Output every line exactly as written. Leave out pictures.

------

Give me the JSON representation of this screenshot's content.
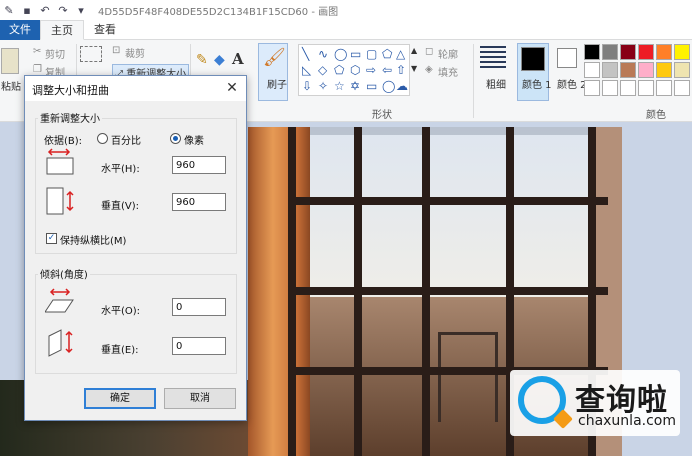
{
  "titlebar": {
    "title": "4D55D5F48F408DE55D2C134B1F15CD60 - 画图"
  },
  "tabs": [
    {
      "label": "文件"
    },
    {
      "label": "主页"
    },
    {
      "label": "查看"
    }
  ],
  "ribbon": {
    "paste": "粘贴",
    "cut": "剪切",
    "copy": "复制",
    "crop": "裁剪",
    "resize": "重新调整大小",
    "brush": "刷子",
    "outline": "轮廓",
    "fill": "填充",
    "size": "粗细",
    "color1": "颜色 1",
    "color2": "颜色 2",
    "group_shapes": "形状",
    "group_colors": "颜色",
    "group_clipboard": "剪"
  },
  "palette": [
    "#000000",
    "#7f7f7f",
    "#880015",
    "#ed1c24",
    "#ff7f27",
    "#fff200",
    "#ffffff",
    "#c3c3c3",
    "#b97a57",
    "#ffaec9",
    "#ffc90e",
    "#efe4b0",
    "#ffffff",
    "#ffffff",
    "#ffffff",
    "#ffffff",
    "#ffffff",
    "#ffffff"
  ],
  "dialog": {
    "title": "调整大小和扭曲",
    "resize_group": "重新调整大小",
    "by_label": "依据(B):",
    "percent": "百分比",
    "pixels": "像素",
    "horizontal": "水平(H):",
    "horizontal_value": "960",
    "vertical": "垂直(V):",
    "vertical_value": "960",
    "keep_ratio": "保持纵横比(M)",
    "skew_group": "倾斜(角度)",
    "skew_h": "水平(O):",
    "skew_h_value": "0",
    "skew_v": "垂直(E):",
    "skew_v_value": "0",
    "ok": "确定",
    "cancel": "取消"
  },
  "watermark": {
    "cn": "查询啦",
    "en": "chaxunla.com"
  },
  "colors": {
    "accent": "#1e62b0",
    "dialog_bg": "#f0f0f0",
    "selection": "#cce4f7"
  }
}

------

§ COMPLETE ANSWER:
Give me the JSON representation of this screenshot's content.
{
  "titlebar": {
    "title": "4D55D5F48F408DE55D2C134B1F15CD60 - 画图"
  },
  "tabs": [
    {
      "label": "文件"
    },
    {
      "label": "主页"
    },
    {
      "label": "查看"
    }
  ],
  "ribbon": {
    "paste": "粘贴",
    "cut": "剪切",
    "copy": "复制",
    "crop": "裁剪",
    "resize": "重新调整大小",
    "brush": "刷子",
    "outline": "轮廓",
    "fill": "填充",
    "size": "粗细",
    "color1": "颜色 1",
    "color2": "颜色 2",
    "group_shapes": "形状",
    "group_colors": "颜色",
    "group_clipboard": "剪"
  },
  "palette": [
    "#000000",
    "#7f7f7f",
    "#880015",
    "#ed1c24",
    "#ff7f27",
    "#fff200",
    "#ffffff",
    "#c3c3c3",
    "#b97a57",
    "#ffaec9",
    "#ffc90e",
    "#efe4b0",
    "#ffffff",
    "#ffffff",
    "#ffffff",
    "#ffffff",
    "#ffffff",
    "#ffffff"
  ],
  "dialog": {
    "title": "调整大小和扭曲",
    "resize_group": "重新调整大小",
    "by_label": "依据(B):",
    "percent": "百分比",
    "pixels": "像素",
    "horizontal": "水平(H):",
    "horizontal_value": "960",
    "vertical": "垂直(V):",
    "vertical_value": "960",
    "keep_ratio": "保持纵横比(M)",
    "skew_group": "倾斜(角度)",
    "skew_h": "水平(O):",
    "skew_h_value": "0",
    "skew_v": "垂直(E):",
    "skew_v_value": "0",
    "ok": "确定",
    "cancel": "取消"
  },
  "watermark": {
    "cn": "查询啦",
    "en": "chaxunla.com"
  },
  "colors": {
    "accent": "#1e62b0",
    "dialog_bg": "#f0f0f0",
    "selection": "#cce4f7"
  }
}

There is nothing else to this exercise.